What is expected – Transcribe the material in full, exactly as written.

Dataset listings of figures
=-=-=

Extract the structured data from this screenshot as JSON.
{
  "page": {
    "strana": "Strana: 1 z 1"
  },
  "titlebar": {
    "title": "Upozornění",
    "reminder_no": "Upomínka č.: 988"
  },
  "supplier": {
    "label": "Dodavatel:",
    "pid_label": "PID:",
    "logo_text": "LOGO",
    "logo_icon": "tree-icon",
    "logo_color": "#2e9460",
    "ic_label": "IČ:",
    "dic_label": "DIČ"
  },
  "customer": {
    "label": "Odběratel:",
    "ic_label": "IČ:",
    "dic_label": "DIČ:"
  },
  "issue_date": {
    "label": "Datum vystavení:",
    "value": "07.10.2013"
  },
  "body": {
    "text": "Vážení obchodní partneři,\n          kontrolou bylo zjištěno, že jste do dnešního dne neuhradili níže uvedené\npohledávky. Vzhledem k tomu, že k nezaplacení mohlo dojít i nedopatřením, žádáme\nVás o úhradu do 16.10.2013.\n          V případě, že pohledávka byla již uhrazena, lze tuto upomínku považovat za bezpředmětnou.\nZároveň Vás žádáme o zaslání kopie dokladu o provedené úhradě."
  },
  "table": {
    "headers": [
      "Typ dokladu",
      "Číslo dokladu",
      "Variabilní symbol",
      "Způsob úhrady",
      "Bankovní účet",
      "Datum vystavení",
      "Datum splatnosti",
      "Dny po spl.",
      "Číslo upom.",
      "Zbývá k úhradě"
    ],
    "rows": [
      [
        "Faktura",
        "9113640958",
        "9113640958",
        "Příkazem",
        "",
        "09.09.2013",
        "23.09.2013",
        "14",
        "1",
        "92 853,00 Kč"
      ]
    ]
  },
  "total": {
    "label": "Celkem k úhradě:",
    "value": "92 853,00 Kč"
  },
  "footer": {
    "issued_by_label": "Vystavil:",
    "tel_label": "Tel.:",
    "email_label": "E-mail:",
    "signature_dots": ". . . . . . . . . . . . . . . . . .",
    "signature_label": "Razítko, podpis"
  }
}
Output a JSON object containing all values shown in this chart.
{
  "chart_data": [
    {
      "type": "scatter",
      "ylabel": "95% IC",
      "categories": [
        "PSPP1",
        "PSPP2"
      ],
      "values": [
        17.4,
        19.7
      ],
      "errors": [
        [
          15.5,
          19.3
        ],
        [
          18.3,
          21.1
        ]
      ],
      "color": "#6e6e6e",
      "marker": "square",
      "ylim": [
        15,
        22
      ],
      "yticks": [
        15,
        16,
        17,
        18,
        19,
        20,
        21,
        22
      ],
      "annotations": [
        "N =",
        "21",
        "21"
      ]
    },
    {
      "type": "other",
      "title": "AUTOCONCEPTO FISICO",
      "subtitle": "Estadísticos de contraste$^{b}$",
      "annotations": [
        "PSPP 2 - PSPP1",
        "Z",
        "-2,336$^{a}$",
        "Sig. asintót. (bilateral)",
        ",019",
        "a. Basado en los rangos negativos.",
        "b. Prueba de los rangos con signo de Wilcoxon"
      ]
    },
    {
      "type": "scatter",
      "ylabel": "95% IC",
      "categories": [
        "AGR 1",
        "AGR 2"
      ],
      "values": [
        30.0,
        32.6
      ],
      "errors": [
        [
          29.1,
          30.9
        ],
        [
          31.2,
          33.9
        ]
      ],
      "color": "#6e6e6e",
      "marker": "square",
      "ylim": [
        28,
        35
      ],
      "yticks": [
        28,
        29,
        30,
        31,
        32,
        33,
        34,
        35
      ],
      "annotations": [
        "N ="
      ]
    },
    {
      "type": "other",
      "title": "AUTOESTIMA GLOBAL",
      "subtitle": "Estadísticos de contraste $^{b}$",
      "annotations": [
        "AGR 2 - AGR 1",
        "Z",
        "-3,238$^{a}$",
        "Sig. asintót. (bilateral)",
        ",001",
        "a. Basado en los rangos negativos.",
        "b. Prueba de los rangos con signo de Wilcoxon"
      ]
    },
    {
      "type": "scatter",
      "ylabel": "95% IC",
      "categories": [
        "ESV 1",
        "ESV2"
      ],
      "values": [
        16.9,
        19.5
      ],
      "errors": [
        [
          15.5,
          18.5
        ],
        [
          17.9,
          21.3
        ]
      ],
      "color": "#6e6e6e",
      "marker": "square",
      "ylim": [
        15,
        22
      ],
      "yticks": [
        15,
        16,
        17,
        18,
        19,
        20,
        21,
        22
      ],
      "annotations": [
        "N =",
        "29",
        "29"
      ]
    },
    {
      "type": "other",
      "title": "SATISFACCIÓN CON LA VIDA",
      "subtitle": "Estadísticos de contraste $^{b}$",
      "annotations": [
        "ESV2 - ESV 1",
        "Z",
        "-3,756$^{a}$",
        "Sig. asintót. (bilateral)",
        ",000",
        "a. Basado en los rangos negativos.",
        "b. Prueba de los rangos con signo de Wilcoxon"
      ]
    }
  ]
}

=-=-=

Right answer –
Extract the structured data from this screenshot as JSON.
{
  "page": {
    "strana": "Strana: 1 z 1"
  },
  "titlebar": {
    "title": "Upozornění",
    "reminder_no": "Upomínka č.: 988"
  },
  "supplier": {
    "label": "Dodavatel:",
    "pid_label": "PID:",
    "logo_text": "LOGO",
    "logo_icon": "tree-icon",
    "logo_color": "#2e9460",
    "ic_label": "IČ:",
    "dic_label": "DIČ"
  },
  "customer": {
    "label": "Odběratel:",
    "ic_label": "IČ:",
    "dic_label": "DIČ:"
  },
  "issue_date": {
    "label": "Datum vystavení:",
    "value": "07.10.2013"
  },
  "body": {
    "text": "Vážení obchodní partneři,\n          kontrolou bylo zjištěno, že jste do dnešního dne neuhradili níže uvedené\npohledávky. Vzhledem k tomu, že k nezaplacení mohlo dojít i nedopatřením, žádáme\nVás o úhradu do 16.10.2013.\n          V případě, že pohledávka byla již uhrazena, lze tuto upomínku považovat za bezpředmětnou.\nZároveň Vás žádáme o zaslání kopie dokladu o provedené úhradě."
  },
  "table": {
    "headers": [
      "Typ dokladu",
      "Číslo dokladu",
      "Variabilní symbol",
      "Způsob úhrady",
      "Bankovní účet",
      "Datum vystavení",
      "Datum splatnosti",
      "Dny po spl.",
      "Číslo upom.",
      "Zbývá k úhradě"
    ],
    "rows": [
      [
        "Faktura",
        "9113640958",
        "9113640958",
        "Příkazem",
        "",
        "09.09.2013",
        "23.09.2013",
        "14",
        "1",
        "92 853,00 Kč"
      ]
    ]
  },
  "total": {
    "label": "Celkem k úhradě:",
    "value": "92 853,00 Kč"
  },
  "footer": {
    "issued_by_label": "Vystavil:",
    "tel_label": "Tel.:",
    "email_label": "E-mail:",
    "signature_dots": ". . . . . . . . . . . . . . . . . .",
    "signature_label": "Razítko, podpis"
  }
}
Output a JSON object containing all values shown in this chart.
{
  "chart_data": [
    {
      "type": "scatter",
      "ylabel": "95% IC",
      "categories": [
        "PSPP1",
        "PSPP2"
      ],
      "values": [
        17.4,
        19.7
      ],
      "errors": [
        [
          15.5,
          19.3
        ],
        [
          18.3,
          21.1
        ]
      ],
      "color": "#6e6e6e",
      "marker": "square",
      "ylim": [
        15,
        22
      ],
      "yticks": [
        15,
        16,
        17,
        18,
        19,
        20,
        21,
        22
      ],
      "annotations": [
        "N =",
        "21",
        "21"
      ]
    },
    {
      "type": "other",
      "title": "AUTOCONCEPTO FISICO",
      "subtitle": "Estadísticos de contraste$^{b}$",
      "annotations": [
        "PSPP 2 - PSPP1",
        "Z",
        "-2,336$^{a}$",
        "Sig. asintót. (bilateral)",
        ",019",
        "a. Basado en los rangos negativos.",
        "b. Prueba de los rangos con signo de Wilcoxon"
      ]
    },
    {
      "type": "scatter",
      "ylabel": "95% IC",
      "categories": [
        "AGR 1",
        "AGR 2"
      ],
      "values": [
        30.0,
        32.6
      ],
      "errors": [
        [
          29.1,
          30.9
        ],
        [
          31.2,
          33.9
        ]
      ],
      "color": "#6e6e6e",
      "marker": "square",
      "ylim": [
        28,
        35
      ],
      "yticks": [
        28,
        29,
        30,
        31,
        32,
        33,
        34,
        35
      ],
      "annotations": [
        "N ="
      ]
    },
    {
      "type": "other",
      "title": "AUTOESTIMA GLOBAL",
      "subtitle": "Estadísticos de contraste $^{b}$",
      "annotations": [
        "AGR 2 - AGR 1",
        "Z",
        "-3,238$^{a}$",
        "Sig. asintót. (bilateral)",
        ",001",
        "a. Basado en los rangos negativos.",
        "b. Prueba de los rangos con signo de Wilcoxon"
      ]
    },
    {
      "type": "scatter",
      "ylabel": "95% IC",
      "categories": [
        "ESV 1",
        "ESV2"
      ],
      "values": [
        16.9,
        19.5
      ],
      "errors": [
        [
          15.5,
          18.5
        ],
        [
          17.9,
          21.3
        ]
      ],
      "color": "#6e6e6e",
      "marker": "square",
      "ylim": [
        15,
        22
      ],
      "yticks": [
        15,
        16,
        17,
        18,
        19,
        20,
        21,
        22
      ],
      "annotations": [
        "N =",
        "29",
        "29"
      ]
    },
    {
      "type": "other",
      "title": "SATISFACCIÓN CON LA VIDA",
      "subtitle": "Estadísticos de contraste $^{b}$",
      "annotations": [
        "ESV2 - ESV 1",
        "Z",
        "-3,756$^{a}$",
        "Sig. asintót. (bilateral)",
        ",000",
        "a. Basado en los rangos negativos.",
        "b. Prueba de los rangos con signo de Wilcoxon"
      ]
    }
  ]
}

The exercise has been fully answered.